Stored items from a collection:
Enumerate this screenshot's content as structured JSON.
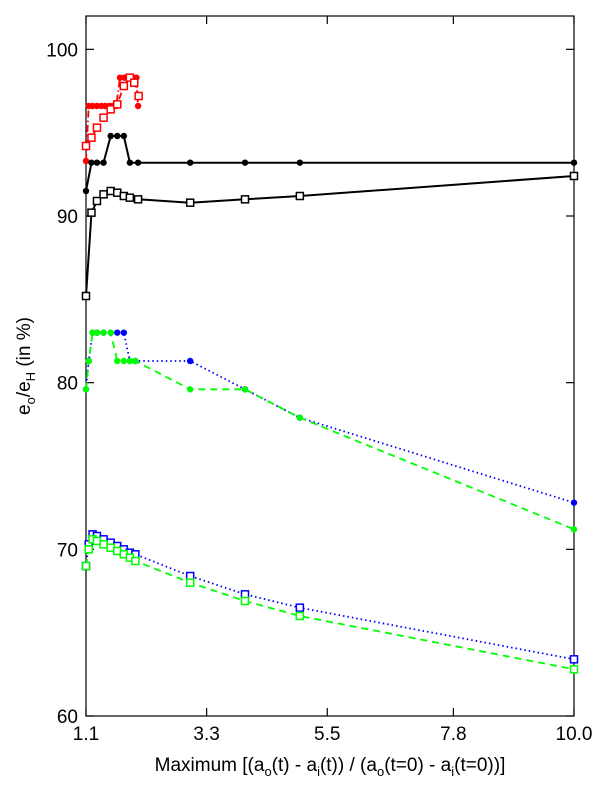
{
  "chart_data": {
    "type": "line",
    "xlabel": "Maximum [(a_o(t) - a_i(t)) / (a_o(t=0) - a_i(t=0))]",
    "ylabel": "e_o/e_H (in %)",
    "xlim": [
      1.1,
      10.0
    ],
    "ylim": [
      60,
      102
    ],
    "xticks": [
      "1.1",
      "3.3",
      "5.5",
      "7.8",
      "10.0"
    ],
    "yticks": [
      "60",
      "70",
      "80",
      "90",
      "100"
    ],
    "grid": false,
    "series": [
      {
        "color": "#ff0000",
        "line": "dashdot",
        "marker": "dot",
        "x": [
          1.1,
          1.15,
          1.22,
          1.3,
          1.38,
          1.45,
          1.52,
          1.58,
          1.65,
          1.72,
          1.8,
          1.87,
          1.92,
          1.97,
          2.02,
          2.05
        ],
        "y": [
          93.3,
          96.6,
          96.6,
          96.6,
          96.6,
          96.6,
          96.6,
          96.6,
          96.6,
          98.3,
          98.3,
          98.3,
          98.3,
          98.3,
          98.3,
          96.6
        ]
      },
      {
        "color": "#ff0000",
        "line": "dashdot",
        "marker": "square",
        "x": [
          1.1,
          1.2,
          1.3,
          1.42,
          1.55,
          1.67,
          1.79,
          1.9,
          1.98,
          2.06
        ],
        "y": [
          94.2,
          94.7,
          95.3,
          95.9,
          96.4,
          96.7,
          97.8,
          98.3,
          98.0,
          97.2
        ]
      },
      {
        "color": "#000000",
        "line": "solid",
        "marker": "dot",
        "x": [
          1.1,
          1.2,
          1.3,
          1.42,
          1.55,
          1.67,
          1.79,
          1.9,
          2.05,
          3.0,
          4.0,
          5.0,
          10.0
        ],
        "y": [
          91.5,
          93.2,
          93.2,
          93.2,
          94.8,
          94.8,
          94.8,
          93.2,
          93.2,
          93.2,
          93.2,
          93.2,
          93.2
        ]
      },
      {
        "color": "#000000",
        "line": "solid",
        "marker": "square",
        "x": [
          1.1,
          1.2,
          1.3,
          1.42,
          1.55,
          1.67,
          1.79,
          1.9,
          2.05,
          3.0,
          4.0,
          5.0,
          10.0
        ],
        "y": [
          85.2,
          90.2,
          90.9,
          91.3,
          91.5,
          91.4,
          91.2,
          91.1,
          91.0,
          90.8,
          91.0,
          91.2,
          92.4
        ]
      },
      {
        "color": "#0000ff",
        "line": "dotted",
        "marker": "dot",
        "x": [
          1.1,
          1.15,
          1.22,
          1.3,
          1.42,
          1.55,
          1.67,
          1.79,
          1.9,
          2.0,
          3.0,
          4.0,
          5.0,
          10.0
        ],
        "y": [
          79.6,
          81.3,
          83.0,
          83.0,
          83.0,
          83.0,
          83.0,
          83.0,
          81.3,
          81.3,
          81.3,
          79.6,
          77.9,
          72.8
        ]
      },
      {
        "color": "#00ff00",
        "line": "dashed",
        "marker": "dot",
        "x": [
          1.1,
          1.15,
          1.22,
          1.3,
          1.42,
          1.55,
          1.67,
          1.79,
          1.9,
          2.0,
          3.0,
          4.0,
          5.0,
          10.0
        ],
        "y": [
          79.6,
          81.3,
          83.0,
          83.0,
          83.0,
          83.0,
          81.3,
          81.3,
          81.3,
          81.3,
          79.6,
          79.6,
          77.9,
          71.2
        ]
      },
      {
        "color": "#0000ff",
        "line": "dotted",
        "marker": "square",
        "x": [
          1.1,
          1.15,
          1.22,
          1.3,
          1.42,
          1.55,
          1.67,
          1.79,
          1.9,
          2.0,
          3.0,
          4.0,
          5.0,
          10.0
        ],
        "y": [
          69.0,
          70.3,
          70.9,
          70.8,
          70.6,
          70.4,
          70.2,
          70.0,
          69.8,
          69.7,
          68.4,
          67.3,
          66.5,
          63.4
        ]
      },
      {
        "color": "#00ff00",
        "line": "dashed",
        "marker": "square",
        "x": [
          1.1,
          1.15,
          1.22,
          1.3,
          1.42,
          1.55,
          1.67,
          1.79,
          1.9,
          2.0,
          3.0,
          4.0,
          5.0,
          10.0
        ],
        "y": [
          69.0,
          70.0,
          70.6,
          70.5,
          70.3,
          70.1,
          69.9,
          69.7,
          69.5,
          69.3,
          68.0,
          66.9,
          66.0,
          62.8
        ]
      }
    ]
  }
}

### Exercise task
Copy out all of the material exactly as written, without its pictures.

### Completed exercise
Enumerate this screenshot's content as structured JSON.
{
  "chart_data": {
    "type": "line",
    "xlabel": "Maximum [(a_o(t) - a_i(t)) / (a_o(t=0) - a_i(t=0))]",
    "ylabel": "e_o/e_H (in %)",
    "xlim": [
      1.1,
      10.0
    ],
    "ylim": [
      60,
      102
    ],
    "xticks": [
      "1.1",
      "3.3",
      "5.5",
      "7.8",
      "10.0"
    ],
    "yticks": [
      "60",
      "70",
      "80",
      "90",
      "100"
    ],
    "grid": false,
    "series": [
      {
        "color": "#ff0000",
        "line": "dashdot",
        "marker": "dot",
        "x": [
          1.1,
          1.15,
          1.22,
          1.3,
          1.38,
          1.45,
          1.52,
          1.58,
          1.65,
          1.72,
          1.8,
          1.87,
          1.92,
          1.97,
          2.02,
          2.05
        ],
        "y": [
          93.3,
          96.6,
          96.6,
          96.6,
          96.6,
          96.6,
          96.6,
          96.6,
          96.6,
          98.3,
          98.3,
          98.3,
          98.3,
          98.3,
          98.3,
          96.6
        ]
      },
      {
        "color": "#ff0000",
        "line": "dashdot",
        "marker": "square",
        "x": [
          1.1,
          1.2,
          1.3,
          1.42,
          1.55,
          1.67,
          1.79,
          1.9,
          1.98,
          2.06
        ],
        "y": [
          94.2,
          94.7,
          95.3,
          95.9,
          96.4,
          96.7,
          97.8,
          98.3,
          98.0,
          97.2
        ]
      },
      {
        "color": "#000000",
        "line": "solid",
        "marker": "dot",
        "x": [
          1.1,
          1.2,
          1.3,
          1.42,
          1.55,
          1.67,
          1.79,
          1.9,
          2.05,
          3.0,
          4.0,
          5.0,
          10.0
        ],
        "y": [
          91.5,
          93.2,
          93.2,
          93.2,
          94.8,
          94.8,
          94.8,
          93.2,
          93.2,
          93.2,
          93.2,
          93.2,
          93.2
        ]
      },
      {
        "color": "#000000",
        "line": "solid",
        "marker": "square",
        "x": [
          1.1,
          1.2,
          1.3,
          1.42,
          1.55,
          1.67,
          1.79,
          1.9,
          2.05,
          3.0,
          4.0,
          5.0,
          10.0
        ],
        "y": [
          85.2,
          90.2,
          90.9,
          91.3,
          91.5,
          91.4,
          91.2,
          91.1,
          91.0,
          90.8,
          91.0,
          91.2,
          92.4
        ]
      },
      {
        "color": "#0000ff",
        "line": "dotted",
        "marker": "dot",
        "x": [
          1.1,
          1.15,
          1.22,
          1.3,
          1.42,
          1.55,
          1.67,
          1.79,
          1.9,
          2.0,
          3.0,
          4.0,
          5.0,
          10.0
        ],
        "y": [
          79.6,
          81.3,
          83.0,
          83.0,
          83.0,
          83.0,
          83.0,
          83.0,
          81.3,
          81.3,
          81.3,
          79.6,
          77.9,
          72.8
        ]
      },
      {
        "color": "#00ff00",
        "line": "dashed",
        "marker": "dot",
        "x": [
          1.1,
          1.15,
          1.22,
          1.3,
          1.42,
          1.55,
          1.67,
          1.79,
          1.9,
          2.0,
          3.0,
          4.0,
          5.0,
          10.0
        ],
        "y": [
          79.6,
          81.3,
          83.0,
          83.0,
          83.0,
          83.0,
          81.3,
          81.3,
          81.3,
          81.3,
          79.6,
          79.6,
          77.9,
          71.2
        ]
      },
      {
        "color": "#0000ff",
        "line": "dotted",
        "marker": "square",
        "x": [
          1.1,
          1.15,
          1.22,
          1.3,
          1.42,
          1.55,
          1.67,
          1.79,
          1.9,
          2.0,
          3.0,
          4.0,
          5.0,
          10.0
        ],
        "y": [
          69.0,
          70.3,
          70.9,
          70.8,
          70.6,
          70.4,
          70.2,
          70.0,
          69.8,
          69.7,
          68.4,
          67.3,
          66.5,
          63.4
        ]
      },
      {
        "color": "#00ff00",
        "line": "dashed",
        "marker": "square",
        "x": [
          1.1,
          1.15,
          1.22,
          1.3,
          1.42,
          1.55,
          1.67,
          1.79,
          1.9,
          2.0,
          3.0,
          4.0,
          5.0,
          10.0
        ],
        "y": [
          69.0,
          70.0,
          70.6,
          70.5,
          70.3,
          70.1,
          69.9,
          69.7,
          69.5,
          69.3,
          68.0,
          66.9,
          66.0,
          62.8
        ]
      }
    ]
  }
}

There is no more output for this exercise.